> Problem requirements
Return only the count of lines in which the word "本报记者" appears.

Dataset entries:
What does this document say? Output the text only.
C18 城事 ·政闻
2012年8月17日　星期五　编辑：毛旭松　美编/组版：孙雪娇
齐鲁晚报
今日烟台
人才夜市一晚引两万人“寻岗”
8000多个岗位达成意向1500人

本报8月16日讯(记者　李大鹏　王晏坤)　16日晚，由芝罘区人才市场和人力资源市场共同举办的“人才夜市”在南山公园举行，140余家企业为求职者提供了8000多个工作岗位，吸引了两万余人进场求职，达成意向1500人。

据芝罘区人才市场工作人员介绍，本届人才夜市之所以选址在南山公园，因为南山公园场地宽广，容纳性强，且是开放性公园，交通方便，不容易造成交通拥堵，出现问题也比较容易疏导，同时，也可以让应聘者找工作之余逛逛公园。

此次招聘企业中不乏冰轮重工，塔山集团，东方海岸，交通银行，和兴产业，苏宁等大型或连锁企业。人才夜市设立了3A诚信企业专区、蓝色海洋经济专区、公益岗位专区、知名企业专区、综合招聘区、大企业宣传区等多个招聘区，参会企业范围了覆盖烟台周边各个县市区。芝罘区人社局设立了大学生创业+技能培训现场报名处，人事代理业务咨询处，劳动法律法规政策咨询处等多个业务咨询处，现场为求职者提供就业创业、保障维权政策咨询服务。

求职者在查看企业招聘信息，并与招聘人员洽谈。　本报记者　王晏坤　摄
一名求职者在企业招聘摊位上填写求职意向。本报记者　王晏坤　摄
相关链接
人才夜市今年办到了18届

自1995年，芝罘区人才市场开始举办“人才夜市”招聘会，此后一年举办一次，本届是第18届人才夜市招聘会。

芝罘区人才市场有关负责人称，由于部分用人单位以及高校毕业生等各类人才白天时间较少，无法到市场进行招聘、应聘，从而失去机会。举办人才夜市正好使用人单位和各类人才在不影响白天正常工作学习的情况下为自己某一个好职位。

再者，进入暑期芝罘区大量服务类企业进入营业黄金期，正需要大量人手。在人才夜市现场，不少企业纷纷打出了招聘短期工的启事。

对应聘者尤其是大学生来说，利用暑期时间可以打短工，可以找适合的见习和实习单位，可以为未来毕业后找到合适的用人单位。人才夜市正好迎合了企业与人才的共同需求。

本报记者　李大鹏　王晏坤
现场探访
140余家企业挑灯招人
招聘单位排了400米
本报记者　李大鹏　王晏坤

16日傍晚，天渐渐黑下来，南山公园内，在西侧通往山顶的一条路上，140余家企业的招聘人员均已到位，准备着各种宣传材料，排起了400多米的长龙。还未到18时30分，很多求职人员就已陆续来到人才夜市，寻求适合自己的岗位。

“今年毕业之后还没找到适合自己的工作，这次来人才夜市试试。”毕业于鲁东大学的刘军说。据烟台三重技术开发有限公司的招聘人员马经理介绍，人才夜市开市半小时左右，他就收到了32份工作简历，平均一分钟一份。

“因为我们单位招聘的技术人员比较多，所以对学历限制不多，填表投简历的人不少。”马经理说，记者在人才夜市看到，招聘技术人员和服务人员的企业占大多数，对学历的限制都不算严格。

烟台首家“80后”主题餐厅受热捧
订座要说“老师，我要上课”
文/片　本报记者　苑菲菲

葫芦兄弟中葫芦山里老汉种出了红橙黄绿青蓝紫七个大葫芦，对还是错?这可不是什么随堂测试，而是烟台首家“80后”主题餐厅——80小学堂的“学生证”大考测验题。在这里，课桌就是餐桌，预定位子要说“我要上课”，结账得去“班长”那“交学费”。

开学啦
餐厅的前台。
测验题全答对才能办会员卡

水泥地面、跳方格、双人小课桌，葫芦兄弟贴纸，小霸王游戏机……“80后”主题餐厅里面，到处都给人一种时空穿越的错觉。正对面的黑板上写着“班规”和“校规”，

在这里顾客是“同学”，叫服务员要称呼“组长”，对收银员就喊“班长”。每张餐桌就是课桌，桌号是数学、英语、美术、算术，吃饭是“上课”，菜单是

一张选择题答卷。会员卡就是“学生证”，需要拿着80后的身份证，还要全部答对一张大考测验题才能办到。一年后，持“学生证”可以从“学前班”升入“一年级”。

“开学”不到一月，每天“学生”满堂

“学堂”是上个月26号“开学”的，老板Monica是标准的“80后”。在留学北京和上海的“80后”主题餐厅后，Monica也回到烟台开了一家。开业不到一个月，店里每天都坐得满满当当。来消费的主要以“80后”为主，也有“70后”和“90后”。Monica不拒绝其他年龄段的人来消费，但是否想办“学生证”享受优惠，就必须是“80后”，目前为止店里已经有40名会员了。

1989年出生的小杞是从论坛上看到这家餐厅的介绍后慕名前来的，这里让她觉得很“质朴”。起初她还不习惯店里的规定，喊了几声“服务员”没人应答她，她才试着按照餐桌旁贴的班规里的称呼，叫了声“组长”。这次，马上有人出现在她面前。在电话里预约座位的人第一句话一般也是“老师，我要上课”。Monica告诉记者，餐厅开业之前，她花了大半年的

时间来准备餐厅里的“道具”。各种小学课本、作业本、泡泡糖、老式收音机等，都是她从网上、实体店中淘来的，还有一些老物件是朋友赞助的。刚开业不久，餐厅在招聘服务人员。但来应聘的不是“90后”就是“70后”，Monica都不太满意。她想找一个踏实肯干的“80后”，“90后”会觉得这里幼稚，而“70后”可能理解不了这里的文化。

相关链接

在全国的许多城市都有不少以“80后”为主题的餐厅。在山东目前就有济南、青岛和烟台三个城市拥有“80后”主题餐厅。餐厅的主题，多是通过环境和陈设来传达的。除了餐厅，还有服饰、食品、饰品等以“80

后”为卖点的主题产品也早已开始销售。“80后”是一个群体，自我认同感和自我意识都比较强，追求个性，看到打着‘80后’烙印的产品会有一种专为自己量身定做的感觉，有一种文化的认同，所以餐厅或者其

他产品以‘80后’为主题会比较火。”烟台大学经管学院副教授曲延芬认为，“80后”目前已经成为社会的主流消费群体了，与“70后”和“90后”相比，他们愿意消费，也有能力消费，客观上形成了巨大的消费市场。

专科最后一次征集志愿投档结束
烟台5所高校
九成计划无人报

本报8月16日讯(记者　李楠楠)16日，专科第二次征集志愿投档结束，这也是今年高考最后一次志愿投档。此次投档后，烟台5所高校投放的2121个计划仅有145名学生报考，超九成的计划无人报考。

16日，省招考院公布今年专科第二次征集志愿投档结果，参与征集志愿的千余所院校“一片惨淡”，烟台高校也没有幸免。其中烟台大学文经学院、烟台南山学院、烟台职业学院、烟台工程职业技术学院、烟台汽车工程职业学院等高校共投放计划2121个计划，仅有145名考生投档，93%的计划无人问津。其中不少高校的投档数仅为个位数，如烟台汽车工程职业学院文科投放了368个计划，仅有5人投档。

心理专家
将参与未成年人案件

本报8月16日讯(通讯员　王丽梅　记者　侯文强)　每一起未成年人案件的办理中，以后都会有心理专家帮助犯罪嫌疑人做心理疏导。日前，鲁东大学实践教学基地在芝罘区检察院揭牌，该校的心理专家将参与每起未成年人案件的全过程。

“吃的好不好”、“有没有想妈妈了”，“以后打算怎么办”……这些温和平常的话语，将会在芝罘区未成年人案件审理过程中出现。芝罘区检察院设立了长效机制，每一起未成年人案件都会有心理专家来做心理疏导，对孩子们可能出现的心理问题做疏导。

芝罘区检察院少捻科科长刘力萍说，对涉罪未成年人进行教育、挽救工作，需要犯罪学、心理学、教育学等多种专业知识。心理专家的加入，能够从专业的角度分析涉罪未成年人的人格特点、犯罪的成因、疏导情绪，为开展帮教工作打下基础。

...

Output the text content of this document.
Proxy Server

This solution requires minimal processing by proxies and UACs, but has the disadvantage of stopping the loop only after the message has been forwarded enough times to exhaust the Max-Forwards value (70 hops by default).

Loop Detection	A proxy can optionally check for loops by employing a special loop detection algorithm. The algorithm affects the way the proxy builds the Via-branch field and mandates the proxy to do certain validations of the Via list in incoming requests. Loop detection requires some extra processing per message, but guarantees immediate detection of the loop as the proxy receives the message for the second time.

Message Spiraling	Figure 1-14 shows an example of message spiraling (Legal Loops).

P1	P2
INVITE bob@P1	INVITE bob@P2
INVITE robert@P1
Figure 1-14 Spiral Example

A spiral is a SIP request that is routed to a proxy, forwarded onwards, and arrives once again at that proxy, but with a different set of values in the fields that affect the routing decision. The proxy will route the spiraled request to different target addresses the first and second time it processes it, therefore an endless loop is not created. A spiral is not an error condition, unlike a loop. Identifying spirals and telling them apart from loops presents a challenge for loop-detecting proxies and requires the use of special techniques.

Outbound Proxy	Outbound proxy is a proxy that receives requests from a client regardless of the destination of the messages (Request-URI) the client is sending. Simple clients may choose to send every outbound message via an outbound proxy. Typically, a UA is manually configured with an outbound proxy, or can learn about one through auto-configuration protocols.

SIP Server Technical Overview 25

> Result for this exercise
5